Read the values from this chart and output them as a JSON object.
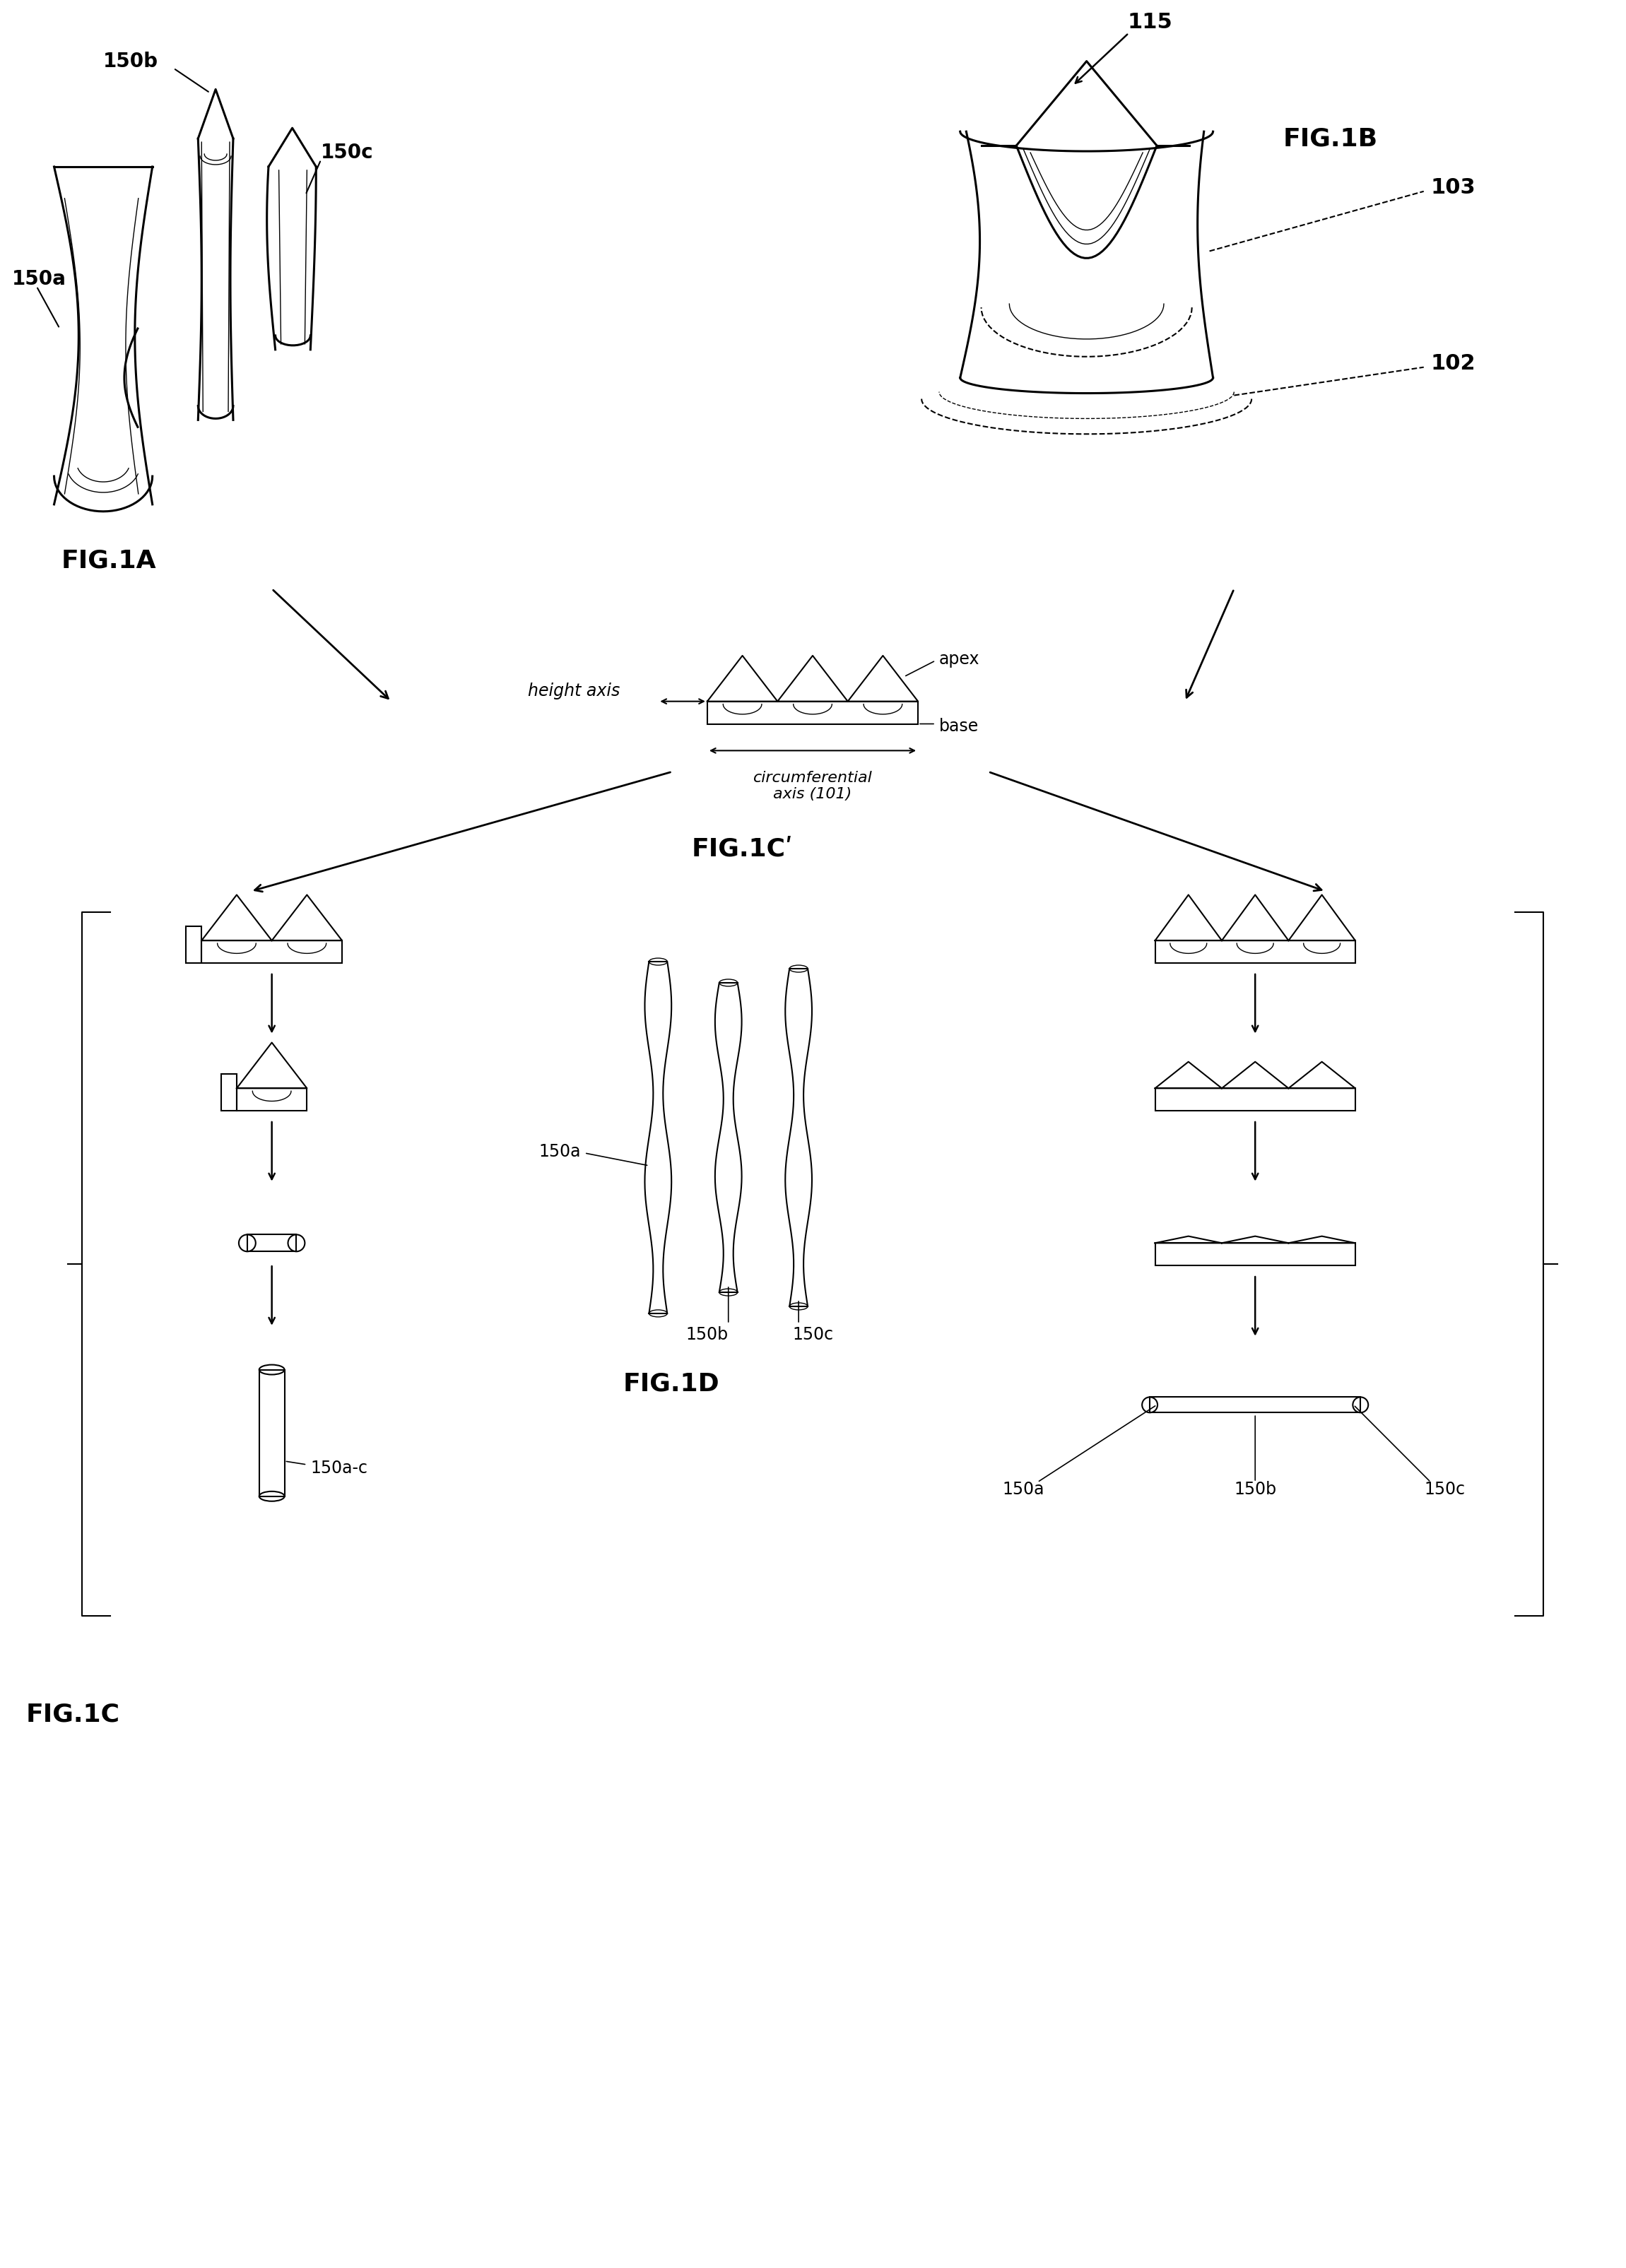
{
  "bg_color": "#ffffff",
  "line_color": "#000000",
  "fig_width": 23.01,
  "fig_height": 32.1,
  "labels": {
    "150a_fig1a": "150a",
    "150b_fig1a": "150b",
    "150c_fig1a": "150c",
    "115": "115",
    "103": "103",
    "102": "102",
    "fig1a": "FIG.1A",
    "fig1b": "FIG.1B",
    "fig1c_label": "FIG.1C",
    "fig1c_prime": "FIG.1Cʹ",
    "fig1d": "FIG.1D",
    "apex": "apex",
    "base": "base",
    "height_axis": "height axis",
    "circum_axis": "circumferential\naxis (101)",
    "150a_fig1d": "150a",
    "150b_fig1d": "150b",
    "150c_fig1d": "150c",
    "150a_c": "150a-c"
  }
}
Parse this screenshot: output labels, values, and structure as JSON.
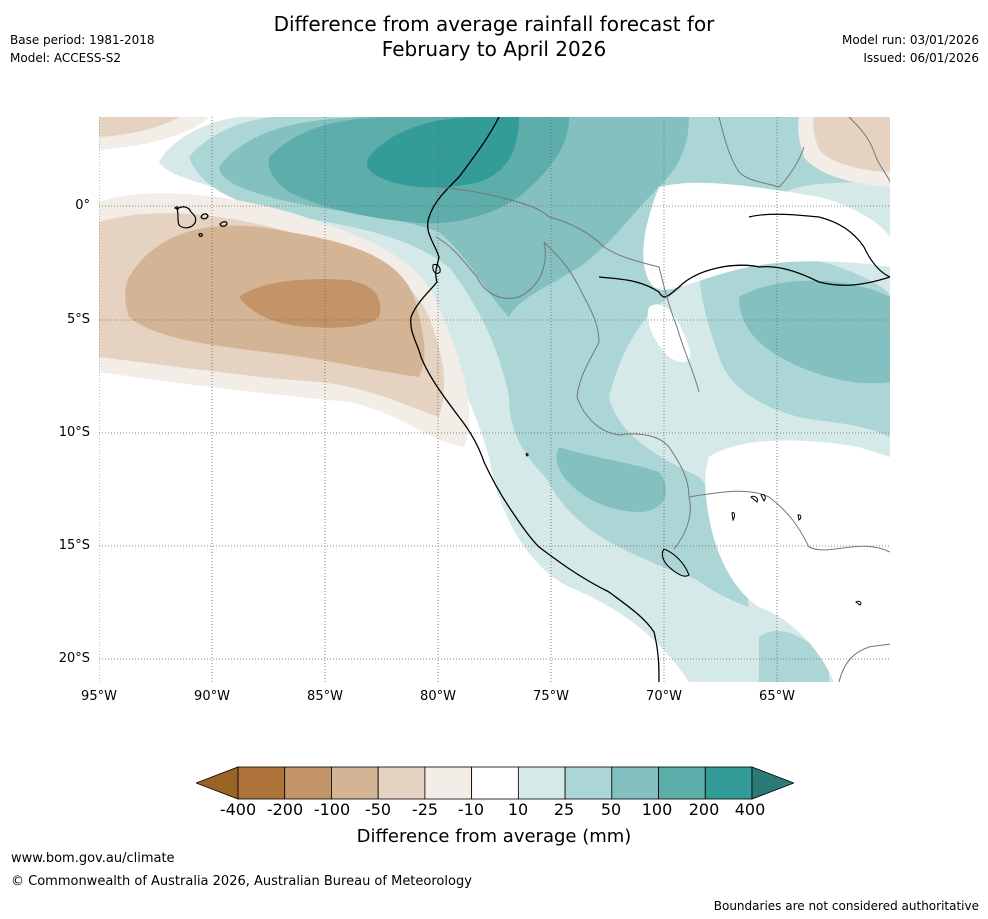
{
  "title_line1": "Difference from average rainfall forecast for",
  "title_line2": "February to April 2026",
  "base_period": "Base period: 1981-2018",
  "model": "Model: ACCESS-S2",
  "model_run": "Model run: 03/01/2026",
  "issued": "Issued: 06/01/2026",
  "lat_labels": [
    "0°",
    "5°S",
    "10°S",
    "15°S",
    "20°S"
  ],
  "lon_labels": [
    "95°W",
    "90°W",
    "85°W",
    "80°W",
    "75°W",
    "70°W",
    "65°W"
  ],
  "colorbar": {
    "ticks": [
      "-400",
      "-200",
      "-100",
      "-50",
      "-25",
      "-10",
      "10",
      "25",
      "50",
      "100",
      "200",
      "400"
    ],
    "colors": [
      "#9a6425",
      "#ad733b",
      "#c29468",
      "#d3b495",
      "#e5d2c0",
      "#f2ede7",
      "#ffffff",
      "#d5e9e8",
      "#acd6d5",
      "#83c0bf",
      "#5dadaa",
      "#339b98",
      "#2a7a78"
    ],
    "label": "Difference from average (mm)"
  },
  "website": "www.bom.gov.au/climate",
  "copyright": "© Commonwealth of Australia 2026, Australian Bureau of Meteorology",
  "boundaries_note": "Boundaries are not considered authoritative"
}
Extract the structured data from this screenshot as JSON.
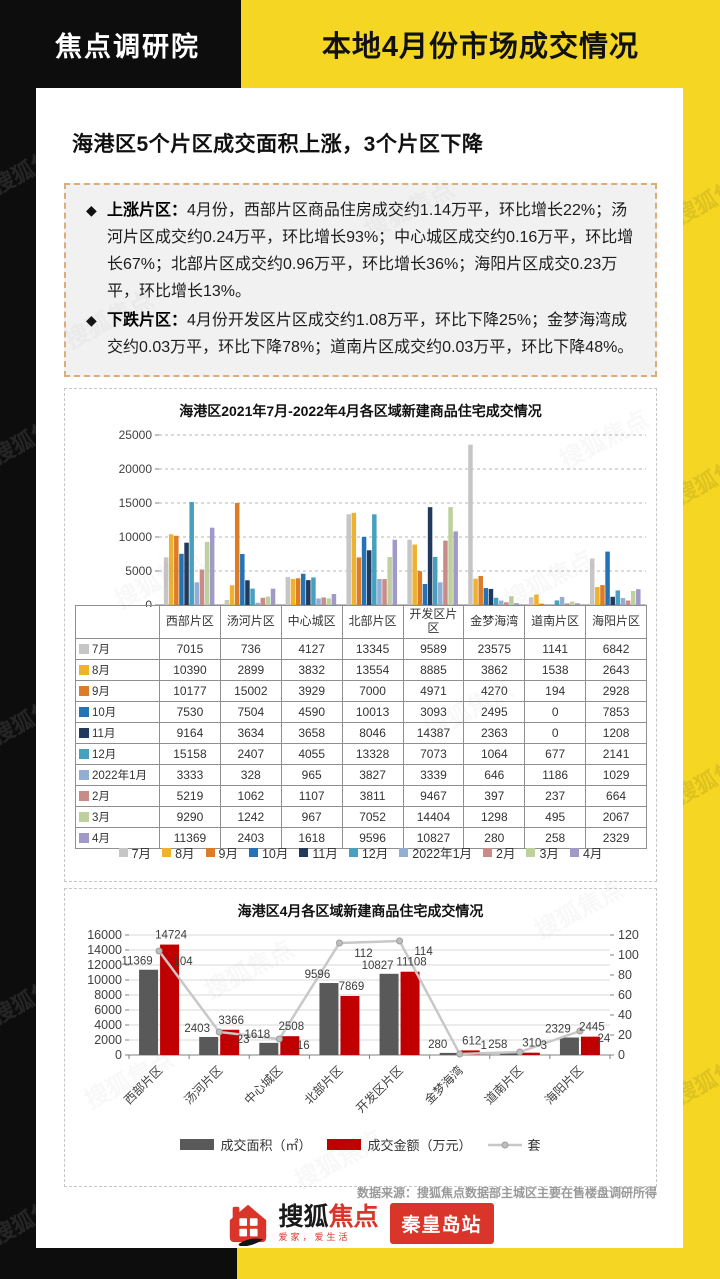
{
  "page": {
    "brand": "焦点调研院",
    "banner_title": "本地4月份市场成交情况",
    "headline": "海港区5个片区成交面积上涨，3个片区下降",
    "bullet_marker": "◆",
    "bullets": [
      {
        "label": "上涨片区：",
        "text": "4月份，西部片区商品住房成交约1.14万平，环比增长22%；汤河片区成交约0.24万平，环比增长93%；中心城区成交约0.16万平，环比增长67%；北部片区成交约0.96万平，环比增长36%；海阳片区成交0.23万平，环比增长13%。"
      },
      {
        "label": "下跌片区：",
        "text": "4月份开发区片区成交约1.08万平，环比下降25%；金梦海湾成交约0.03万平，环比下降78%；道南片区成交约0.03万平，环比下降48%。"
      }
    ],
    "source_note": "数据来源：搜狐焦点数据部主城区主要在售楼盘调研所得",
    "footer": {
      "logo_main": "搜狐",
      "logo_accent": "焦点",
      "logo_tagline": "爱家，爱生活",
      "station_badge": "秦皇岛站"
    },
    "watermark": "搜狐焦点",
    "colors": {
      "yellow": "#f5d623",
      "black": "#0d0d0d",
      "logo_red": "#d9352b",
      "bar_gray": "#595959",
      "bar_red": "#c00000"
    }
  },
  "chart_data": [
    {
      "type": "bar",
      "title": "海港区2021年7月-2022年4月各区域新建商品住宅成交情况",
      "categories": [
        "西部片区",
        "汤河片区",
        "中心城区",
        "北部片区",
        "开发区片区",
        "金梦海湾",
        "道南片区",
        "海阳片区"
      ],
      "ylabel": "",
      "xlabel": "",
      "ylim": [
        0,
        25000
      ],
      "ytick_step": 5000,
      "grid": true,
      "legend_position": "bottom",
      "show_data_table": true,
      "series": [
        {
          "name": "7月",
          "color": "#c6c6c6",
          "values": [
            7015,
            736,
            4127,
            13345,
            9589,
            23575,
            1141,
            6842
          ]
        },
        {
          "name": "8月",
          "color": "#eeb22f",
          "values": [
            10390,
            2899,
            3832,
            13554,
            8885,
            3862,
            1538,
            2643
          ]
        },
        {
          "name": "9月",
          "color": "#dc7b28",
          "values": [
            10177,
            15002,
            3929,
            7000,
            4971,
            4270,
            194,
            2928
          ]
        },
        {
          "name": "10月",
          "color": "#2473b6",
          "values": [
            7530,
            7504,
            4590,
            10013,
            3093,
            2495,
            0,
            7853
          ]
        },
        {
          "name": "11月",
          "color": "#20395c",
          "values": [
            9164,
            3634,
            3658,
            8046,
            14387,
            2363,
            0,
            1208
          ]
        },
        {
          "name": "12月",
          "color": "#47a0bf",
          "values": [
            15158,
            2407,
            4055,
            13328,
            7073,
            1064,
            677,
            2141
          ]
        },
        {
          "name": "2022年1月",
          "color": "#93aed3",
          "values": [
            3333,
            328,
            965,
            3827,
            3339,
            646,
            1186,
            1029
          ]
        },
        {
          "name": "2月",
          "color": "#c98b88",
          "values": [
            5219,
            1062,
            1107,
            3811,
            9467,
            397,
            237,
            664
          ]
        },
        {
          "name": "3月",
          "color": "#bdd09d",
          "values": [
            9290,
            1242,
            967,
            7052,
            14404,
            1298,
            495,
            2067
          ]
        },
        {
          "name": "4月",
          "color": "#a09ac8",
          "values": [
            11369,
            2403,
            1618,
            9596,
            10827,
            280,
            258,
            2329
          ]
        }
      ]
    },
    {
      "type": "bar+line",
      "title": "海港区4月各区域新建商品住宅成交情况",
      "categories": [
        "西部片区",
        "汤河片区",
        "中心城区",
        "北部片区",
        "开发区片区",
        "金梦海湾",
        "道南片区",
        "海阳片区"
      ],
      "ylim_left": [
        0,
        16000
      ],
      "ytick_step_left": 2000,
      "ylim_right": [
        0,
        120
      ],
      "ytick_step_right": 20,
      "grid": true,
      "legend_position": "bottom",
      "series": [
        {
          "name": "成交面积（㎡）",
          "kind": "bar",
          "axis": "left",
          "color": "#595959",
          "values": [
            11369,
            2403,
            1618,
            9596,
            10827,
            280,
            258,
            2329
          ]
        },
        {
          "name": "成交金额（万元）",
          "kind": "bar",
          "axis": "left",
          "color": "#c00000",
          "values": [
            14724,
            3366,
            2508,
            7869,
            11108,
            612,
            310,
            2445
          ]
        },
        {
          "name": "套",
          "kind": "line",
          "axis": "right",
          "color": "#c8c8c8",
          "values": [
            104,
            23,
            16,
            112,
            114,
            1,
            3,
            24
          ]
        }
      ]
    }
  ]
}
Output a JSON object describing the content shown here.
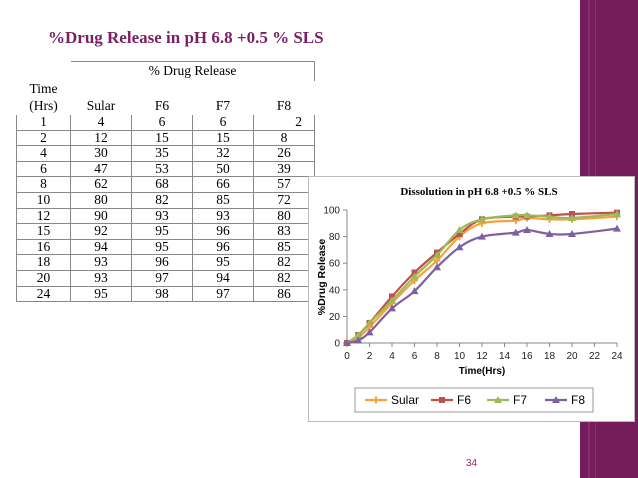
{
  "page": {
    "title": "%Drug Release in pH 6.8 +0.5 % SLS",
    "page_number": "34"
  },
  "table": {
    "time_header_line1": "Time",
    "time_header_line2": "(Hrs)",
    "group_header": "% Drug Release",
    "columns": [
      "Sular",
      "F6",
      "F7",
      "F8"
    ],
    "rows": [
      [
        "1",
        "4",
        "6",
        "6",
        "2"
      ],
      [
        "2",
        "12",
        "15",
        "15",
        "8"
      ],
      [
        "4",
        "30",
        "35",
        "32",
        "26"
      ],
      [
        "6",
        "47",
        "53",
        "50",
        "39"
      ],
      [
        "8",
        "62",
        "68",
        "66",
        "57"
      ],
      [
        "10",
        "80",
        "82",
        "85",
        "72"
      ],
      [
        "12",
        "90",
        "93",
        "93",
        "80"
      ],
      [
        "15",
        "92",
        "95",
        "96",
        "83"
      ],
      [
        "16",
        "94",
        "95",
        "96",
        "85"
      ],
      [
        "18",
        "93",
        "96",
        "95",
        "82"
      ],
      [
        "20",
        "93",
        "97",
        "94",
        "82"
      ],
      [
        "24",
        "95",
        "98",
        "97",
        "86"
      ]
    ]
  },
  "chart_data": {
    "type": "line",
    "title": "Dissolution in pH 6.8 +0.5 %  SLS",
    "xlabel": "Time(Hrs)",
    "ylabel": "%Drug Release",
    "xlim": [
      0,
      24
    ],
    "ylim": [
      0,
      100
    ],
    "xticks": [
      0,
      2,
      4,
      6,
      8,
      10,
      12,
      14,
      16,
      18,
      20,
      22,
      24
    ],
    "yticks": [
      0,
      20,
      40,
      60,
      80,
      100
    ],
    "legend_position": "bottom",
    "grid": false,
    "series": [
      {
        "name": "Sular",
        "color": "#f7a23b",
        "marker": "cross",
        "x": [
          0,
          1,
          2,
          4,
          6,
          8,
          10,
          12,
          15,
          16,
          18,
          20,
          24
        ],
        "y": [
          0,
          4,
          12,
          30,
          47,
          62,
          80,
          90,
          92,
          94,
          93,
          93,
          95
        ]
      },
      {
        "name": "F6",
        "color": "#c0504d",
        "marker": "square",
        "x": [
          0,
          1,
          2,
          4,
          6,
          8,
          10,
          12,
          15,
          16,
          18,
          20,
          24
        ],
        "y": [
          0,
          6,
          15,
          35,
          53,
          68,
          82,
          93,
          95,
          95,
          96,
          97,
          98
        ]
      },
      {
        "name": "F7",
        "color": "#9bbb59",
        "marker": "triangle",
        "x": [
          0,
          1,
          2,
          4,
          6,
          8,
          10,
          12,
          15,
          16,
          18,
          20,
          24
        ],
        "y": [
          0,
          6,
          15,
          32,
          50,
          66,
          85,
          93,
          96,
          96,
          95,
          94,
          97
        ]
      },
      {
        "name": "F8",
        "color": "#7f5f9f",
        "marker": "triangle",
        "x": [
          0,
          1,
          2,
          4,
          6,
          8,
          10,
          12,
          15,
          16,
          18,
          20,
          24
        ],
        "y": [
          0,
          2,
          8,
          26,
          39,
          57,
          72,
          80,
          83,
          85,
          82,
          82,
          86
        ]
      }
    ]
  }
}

Written problem
Pick out each line containing the string "screenshot" and copy it.

Reply
Parse this screenshot: output labels, values, and structure as JSON.
Extract the structured data from this screenshot as JSON.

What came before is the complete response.